> _Instruction_
From the entries below, gather each line containing the word "this".

___ Data shown

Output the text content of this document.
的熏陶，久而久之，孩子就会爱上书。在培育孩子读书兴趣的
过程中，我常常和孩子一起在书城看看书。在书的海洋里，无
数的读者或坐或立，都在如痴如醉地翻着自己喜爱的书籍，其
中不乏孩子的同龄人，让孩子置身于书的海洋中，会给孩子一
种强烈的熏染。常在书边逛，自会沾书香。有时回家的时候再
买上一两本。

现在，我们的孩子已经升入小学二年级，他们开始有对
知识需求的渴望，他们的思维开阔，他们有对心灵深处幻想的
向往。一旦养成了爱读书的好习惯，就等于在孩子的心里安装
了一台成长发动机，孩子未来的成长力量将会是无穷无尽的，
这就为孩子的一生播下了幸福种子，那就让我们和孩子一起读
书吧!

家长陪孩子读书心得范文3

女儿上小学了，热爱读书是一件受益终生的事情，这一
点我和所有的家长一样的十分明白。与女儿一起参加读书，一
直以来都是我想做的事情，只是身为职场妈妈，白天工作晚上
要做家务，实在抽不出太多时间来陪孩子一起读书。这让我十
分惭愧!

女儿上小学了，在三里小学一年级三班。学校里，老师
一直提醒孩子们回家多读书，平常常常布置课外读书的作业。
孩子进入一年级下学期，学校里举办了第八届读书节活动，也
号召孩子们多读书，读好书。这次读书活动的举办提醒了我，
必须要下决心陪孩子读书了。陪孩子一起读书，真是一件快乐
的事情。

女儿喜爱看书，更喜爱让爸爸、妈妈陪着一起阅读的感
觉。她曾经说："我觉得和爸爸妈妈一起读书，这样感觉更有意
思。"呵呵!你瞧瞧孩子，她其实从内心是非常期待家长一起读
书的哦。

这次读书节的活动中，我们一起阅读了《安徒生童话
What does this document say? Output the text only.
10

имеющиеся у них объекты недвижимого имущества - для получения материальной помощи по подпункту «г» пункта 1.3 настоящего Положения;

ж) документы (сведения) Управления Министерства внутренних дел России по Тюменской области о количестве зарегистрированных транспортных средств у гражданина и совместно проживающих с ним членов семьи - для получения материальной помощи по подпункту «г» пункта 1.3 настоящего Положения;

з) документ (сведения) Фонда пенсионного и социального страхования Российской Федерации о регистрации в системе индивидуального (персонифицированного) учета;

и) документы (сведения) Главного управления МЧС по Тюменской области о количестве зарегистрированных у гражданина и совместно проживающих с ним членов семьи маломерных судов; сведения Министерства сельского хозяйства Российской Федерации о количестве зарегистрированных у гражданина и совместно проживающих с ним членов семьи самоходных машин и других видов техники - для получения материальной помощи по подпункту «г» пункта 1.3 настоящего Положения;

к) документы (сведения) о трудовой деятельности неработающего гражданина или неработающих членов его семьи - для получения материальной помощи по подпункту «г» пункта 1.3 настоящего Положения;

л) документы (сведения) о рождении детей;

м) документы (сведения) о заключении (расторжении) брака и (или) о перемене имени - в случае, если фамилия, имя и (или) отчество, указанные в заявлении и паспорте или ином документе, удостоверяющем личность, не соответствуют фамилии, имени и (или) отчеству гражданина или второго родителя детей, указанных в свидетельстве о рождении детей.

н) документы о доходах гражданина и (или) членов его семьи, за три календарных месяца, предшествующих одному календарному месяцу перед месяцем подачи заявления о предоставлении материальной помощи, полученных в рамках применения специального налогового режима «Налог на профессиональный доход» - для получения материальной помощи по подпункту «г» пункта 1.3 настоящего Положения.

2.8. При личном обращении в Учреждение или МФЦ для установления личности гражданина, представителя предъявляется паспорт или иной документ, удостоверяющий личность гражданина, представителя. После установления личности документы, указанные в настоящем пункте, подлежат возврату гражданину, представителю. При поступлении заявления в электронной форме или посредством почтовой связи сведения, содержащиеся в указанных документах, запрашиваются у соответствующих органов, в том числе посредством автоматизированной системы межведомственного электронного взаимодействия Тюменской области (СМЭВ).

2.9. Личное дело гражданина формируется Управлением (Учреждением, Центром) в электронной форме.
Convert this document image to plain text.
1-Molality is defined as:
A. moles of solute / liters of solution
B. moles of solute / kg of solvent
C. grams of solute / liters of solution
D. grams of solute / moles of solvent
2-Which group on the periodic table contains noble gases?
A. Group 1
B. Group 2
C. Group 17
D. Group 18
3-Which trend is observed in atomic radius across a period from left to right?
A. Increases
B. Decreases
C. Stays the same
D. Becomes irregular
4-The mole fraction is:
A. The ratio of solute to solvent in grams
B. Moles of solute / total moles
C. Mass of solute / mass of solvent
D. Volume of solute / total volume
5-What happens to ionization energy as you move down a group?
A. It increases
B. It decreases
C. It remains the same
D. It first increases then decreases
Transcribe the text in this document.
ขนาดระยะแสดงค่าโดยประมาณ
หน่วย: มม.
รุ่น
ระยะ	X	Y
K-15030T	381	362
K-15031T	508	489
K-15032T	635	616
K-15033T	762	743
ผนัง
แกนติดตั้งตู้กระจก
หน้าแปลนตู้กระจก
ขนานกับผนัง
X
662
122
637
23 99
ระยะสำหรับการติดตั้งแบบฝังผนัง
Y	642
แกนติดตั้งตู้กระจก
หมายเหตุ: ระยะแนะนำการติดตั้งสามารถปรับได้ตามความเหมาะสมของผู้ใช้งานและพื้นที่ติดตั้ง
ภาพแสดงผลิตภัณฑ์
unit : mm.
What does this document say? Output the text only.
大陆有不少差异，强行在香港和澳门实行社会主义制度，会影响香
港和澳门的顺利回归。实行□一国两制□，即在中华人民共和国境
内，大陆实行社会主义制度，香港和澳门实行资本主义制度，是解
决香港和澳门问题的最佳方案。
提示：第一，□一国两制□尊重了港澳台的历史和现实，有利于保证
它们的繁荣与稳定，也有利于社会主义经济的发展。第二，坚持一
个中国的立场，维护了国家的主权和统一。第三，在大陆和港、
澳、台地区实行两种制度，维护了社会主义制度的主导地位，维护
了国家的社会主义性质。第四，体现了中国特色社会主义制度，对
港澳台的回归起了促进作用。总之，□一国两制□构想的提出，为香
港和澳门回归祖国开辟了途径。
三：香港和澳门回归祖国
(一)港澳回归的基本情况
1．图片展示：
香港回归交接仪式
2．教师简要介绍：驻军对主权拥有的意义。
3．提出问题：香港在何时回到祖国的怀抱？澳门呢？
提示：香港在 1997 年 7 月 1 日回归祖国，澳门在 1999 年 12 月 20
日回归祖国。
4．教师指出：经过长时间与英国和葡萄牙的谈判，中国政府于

______

> _Expected answer_
Output the text content of this document.
What does this document say? Output the text only.
Convert this document image to plain text.
Transcribe the text in this document.
What does this document say? Output the text only.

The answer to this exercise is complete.